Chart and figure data

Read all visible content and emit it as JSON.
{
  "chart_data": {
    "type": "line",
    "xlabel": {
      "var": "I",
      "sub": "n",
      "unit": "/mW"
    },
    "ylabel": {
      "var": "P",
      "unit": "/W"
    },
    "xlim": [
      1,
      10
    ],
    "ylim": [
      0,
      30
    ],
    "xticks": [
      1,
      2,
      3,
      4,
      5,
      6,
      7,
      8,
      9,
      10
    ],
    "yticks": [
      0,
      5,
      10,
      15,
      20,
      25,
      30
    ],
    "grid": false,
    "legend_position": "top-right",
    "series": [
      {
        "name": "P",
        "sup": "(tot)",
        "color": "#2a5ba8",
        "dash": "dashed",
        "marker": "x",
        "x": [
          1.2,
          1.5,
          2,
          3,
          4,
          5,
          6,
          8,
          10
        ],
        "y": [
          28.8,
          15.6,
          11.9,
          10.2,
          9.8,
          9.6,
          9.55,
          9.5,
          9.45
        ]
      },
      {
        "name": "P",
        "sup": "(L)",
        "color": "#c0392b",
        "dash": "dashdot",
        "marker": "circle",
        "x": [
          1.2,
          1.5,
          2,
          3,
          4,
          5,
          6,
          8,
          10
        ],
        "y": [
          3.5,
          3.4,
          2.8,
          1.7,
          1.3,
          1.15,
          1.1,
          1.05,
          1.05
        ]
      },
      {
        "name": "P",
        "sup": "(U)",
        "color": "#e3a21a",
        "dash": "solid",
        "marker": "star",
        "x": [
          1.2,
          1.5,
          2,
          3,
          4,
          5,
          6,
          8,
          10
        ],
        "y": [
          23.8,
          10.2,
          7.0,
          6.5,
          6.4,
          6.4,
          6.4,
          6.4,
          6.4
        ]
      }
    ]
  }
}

» WHAT TO DO: In the listing, find every line containing the word "color" and list it.

» WRITTEN ANSWER:
        "color": "#2a5ba8",
        "color": "#c0392b",
        "color": "#e3a21a",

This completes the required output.